> [TASK PROMPT] Each entry has to be copied exactly, with nothing missed.

Stored dataset items:
--- start ---
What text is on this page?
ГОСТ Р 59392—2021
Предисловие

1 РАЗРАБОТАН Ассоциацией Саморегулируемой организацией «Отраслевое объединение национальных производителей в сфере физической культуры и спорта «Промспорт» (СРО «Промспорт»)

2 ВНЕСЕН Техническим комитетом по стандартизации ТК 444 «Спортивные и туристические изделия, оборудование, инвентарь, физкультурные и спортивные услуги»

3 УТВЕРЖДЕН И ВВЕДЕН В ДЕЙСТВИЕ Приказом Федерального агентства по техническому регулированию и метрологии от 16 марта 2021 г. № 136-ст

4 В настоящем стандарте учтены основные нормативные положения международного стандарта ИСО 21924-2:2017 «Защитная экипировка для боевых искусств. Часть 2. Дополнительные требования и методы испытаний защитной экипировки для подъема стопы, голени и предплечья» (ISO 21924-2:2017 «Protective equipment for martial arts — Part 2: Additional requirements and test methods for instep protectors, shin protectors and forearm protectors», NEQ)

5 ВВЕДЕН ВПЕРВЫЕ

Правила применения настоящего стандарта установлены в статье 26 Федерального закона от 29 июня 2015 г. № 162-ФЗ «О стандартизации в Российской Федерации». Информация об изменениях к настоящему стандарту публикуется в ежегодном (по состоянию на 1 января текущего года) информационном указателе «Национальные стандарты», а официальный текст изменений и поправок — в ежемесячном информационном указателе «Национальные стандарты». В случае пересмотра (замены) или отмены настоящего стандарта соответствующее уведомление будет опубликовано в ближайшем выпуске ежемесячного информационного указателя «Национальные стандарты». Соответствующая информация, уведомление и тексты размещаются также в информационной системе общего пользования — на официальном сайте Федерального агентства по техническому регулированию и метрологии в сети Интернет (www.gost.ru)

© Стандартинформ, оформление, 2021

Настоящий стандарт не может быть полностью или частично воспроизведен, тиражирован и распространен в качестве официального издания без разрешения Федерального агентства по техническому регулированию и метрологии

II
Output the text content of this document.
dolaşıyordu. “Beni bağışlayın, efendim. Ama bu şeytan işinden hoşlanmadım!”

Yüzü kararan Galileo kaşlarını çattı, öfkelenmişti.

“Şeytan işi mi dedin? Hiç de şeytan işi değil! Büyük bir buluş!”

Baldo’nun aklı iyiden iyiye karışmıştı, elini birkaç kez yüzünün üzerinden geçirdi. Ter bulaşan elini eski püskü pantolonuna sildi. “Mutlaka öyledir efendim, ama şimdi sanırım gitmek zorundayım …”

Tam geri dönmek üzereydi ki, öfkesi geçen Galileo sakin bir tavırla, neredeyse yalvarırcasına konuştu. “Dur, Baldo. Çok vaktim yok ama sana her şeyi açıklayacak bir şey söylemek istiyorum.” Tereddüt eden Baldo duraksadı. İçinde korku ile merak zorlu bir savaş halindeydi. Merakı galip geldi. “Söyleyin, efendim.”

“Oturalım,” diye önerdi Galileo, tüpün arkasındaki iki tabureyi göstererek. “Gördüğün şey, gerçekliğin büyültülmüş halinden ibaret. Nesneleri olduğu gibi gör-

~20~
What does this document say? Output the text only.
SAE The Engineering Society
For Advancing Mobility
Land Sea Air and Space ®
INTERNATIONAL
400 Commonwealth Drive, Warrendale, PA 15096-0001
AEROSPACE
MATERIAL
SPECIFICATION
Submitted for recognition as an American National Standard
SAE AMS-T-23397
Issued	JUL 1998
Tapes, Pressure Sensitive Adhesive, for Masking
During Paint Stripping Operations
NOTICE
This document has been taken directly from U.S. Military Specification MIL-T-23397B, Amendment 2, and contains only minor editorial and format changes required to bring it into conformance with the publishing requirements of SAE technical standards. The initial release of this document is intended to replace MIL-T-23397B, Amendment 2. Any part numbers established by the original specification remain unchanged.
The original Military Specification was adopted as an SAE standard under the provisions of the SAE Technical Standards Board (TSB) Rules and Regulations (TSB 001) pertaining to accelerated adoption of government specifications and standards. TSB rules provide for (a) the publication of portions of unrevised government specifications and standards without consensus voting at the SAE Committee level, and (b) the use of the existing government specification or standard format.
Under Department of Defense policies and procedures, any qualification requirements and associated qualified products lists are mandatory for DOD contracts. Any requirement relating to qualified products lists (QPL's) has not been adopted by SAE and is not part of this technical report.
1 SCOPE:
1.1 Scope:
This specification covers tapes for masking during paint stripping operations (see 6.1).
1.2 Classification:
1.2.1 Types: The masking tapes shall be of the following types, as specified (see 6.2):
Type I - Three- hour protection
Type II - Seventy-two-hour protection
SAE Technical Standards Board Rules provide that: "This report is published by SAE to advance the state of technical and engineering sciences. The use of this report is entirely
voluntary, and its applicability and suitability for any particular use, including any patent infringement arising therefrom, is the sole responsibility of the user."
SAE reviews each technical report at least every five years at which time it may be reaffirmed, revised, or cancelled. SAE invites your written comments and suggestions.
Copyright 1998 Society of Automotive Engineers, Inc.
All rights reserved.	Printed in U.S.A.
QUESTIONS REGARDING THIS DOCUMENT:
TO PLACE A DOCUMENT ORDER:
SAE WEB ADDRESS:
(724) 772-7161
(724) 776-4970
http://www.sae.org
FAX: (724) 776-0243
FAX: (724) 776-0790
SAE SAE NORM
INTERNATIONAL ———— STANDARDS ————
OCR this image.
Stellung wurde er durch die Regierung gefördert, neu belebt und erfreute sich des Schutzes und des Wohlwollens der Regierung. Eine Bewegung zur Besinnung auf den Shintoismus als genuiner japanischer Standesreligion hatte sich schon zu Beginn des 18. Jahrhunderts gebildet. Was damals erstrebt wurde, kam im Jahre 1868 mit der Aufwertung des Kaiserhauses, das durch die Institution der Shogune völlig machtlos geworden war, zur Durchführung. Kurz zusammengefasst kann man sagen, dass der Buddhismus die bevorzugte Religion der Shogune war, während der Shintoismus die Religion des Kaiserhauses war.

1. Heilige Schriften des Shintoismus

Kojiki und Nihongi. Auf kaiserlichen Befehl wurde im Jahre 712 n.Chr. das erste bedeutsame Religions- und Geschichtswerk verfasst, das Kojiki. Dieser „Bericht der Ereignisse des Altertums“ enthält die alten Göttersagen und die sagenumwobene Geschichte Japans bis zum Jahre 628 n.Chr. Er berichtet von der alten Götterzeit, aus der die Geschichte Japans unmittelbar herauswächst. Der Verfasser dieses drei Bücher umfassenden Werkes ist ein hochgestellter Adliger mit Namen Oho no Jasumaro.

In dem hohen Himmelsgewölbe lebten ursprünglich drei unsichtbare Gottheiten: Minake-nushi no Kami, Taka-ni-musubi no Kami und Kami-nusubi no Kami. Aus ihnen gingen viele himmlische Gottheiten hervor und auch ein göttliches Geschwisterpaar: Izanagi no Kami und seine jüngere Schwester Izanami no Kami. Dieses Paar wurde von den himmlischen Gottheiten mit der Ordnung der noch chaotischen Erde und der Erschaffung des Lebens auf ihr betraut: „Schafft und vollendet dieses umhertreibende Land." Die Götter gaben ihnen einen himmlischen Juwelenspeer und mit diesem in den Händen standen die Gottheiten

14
--- end ---
> [RESULT OF THE EXERCISE]
What text is on this page?
ГОСТ Р 59392—2021
Предисловие

1 РАЗРАБОТАН Ассоциацией Саморегулируемой организацией «Отраслевое объединение национальных производителей в сфере физической культуры и спорта «Промспорт» (СРО «Промспорт»)

2 ВНЕСЕН Техническим комитетом по стандартизации ТК 444 «Спортивные и туристические изделия, оборудование, инвентарь, физкультурные и спортивные услуги»

3 УТВЕРЖДЕН И ВВЕДЕН В ДЕЙСТВИЕ Приказом Федерального агентства по техническому регулированию и метрологии от 16 марта 2021 г. № 136-ст

4 В настоящем стандарте учтены основные нормативные положения международного стандарта ИСО 21924-2:2017 «Защитная экипировка для боевых искусств. Часть 2. Дополнительные требования и методы испытаний защитной экипировки для подъема стопы, голени и предплечья» (ISO 21924-2:2017 «Protective equipment for martial arts — Part 2: Additional requirements and test methods for instep protectors, shin protectors and forearm protectors», NEQ)

5 ВВЕДЕН ВПЕРВЫЕ

Правила применения настоящего стандарта установлены в статье 26 Федерального закона от 29 июня 2015 г. № 162-ФЗ «О стандартизации в Российской Федерации». Информация об изменениях к настоящему стандарту публикуется в ежегодном (по состоянию на 1 января текущего года) информационном указателе «Национальные стандарты», а официальный текст изменений и поправок — в ежемесячном информационном указателе «Национальные стандарты». В случае пересмотра (замены) или отмены настоящего стандарта соответствующее уведомление будет опубликовано в ближайшем выпуске ежемесячного информационного указателя «Национальные стандарты». Соответствующая информация, уведомление и тексты размещаются также в информационной системе общего пользования — на официальном сайте Федерального агентства по техническому регулированию и метрологии в сети Интернет (www.gost.ru)

© Стандартинформ, оформление, 2021

Настоящий стандарт не может быть полностью или частично воспроизведен, тиражирован и распространен в качестве официального издания без разрешения Федерального агентства по техническому регулированию и метрологии

II
Output the text content of this document.
dolaşıyordu. “Beni bağışlayın, efendim. Ama bu şeytan işinden hoşlanmadım!”

Yüzü kararan Galileo kaşlarını çattı, öfkelenmişti.

“Şeytan işi mi dedin? Hiç de şeytan işi değil! Büyük bir buluş!”

Baldo’nun aklı iyiden iyiye karışmıştı, elini birkaç kez yüzünün üzerinden geçirdi. Ter bulaşan elini eski püskü pantolonuna sildi. “Mutlaka öyledir efendim, ama şimdi sanırım gitmek zorundayım …”

Tam geri dönmek üzereydi ki, öfkesi geçen Galileo sakin bir tavırla, neredeyse yalvarırcasına konuştu. “Dur, Baldo. Çok vaktim yok ama sana her şeyi açıklayacak bir şey söylemek istiyorum.” Tereddüt eden Baldo duraksadı. İçinde korku ile merak zorlu bir savaş halindeydi. Merakı galip geldi. “Söyleyin, efendim.”

“Oturalım,” diye önerdi Galileo, tüpün arkasındaki iki tabureyi göstererek. “Gördüğün şey, gerçekliğin büyültülmüş halinden ibaret. Nesneleri olduğu gibi gör-

~20~
What does this document say? Output the text only.
SAE The Engineering Society
For Advancing Mobility
Land Sea Air and Space ®
INTERNATIONAL
400 Commonwealth Drive, Warrendale, PA 15096-0001
AEROSPACE
MATERIAL
SPECIFICATION
Submitted for recognition as an American National Standard
SAE AMS-T-23397
Issued	JUL 1998
Tapes, Pressure Sensitive Adhesive, for Masking
During Paint Stripping Operations
NOTICE
This document has been taken directly from U.S. Military Specification MIL-T-23397B, Amendment 2, and contains only minor editorial and format changes required to bring it into conformance with the publishing requirements of SAE technical standards. The initial release of this document is intended to replace MIL-T-23397B, Amendment 2. Any part numbers established by the original specification remain unchanged.
The original Military Specification was adopted as an SAE standard under the provisions of the SAE Technical Standards Board (TSB) Rules and Regulations (TSB 001) pertaining to accelerated adoption of government specifications and standards. TSB rules provide for (a) the publication of portions of unrevised government specifications and standards without consensus voting at the SAE Committee level, and (b) the use of the existing government specification or standard format.
Under Department of Defense policies and procedures, any qualification requirements and associated qualified products lists are mandatory for DOD contracts. Any requirement relating to qualified products lists (QPL's) has not been adopted by SAE and is not part of this technical report.
1 SCOPE:
1.1 Scope:
This specification covers tapes for masking during paint stripping operations (see 6.1).
1.2 Classification:
1.2.1 Types: The masking tapes shall be of the following types, as specified (see 6.2):
Type I - Three- hour protection
Type II - Seventy-two-hour protection
SAE Technical Standards Board Rules provide that: "This report is published by SAE to advance the state of technical and engineering sciences. The use of this report is entirely
voluntary, and its applicability and suitability for any particular use, including any patent infringement arising therefrom, is the sole responsibility of the user."
SAE reviews each technical report at least every five years at which time it may be reaffirmed, revised, or cancelled. SAE invites your written comments and suggestions.
Copyright 1998 Society of Automotive Engineers, Inc.
All rights reserved.	Printed in U.S.A.
QUESTIONS REGARDING THIS DOCUMENT:
TO PLACE A DOCUMENT ORDER:
SAE WEB ADDRESS:
(724) 772-7161
(724) 776-4970
http://www.sae.org
FAX: (724) 776-0243
FAX: (724) 776-0790
SAE SAE NORM
INTERNATIONAL ———— STANDARDS ————
OCR this image.
Stellung wurde er durch die Regierung gefördert, neu belebt und erfreute sich des Schutzes und des Wohlwollens der Regierung. Eine Bewegung zur Besinnung auf den Shintoismus als genuiner japanischer Standesreligion hatte sich schon zu Beginn des 18. Jahrhunderts gebildet. Was damals erstrebt wurde, kam im Jahre 1868 mit der Aufwertung des Kaiserhauses, das durch die Institution der Shogune völlig machtlos geworden war, zur Durchführung. Kurz zusammengefasst kann man sagen, dass der Buddhismus die bevorzugte Religion der Shogune war, während der Shintoismus die Religion des Kaiserhauses war.

1. Heilige Schriften des Shintoismus

Kojiki und Nihongi. Auf kaiserlichen Befehl wurde im Jahre 712 n.Chr. das erste bedeutsame Religions- und Geschichtswerk verfasst, das Kojiki. Dieser „Bericht der Ereignisse des Altertums“ enthält die alten Göttersagen und die sagenumwobene Geschichte Japans bis zum Jahre 628 n.Chr. Er berichtet von der alten Götterzeit, aus der die Geschichte Japans unmittelbar herauswächst. Der Verfasser dieses drei Bücher umfassenden Werkes ist ein hochgestellter Adliger mit Namen Oho no Jasumaro.

In dem hohen Himmelsgewölbe lebten ursprünglich drei unsichtbare Gottheiten: Minake-nushi no Kami, Taka-ni-musubi no Kami und Kami-nusubi no Kami. Aus ihnen gingen viele himmlische Gottheiten hervor und auch ein göttliches Geschwisterpaar: Izanagi no Kami und seine jüngere Schwester Izanami no Kami. Dieses Paar wurde von den himmlischen Gottheiten mit der Ordnung der noch chaotischen Erde und der Erschaffung des Lebens auf ihr betraut: „Schafft und vollendet dieses umhertreibende Land." Die Götter gaben ihnen einen himmlischen Juwelenspeer und mit diesem in den Händen standen die Gottheiten

14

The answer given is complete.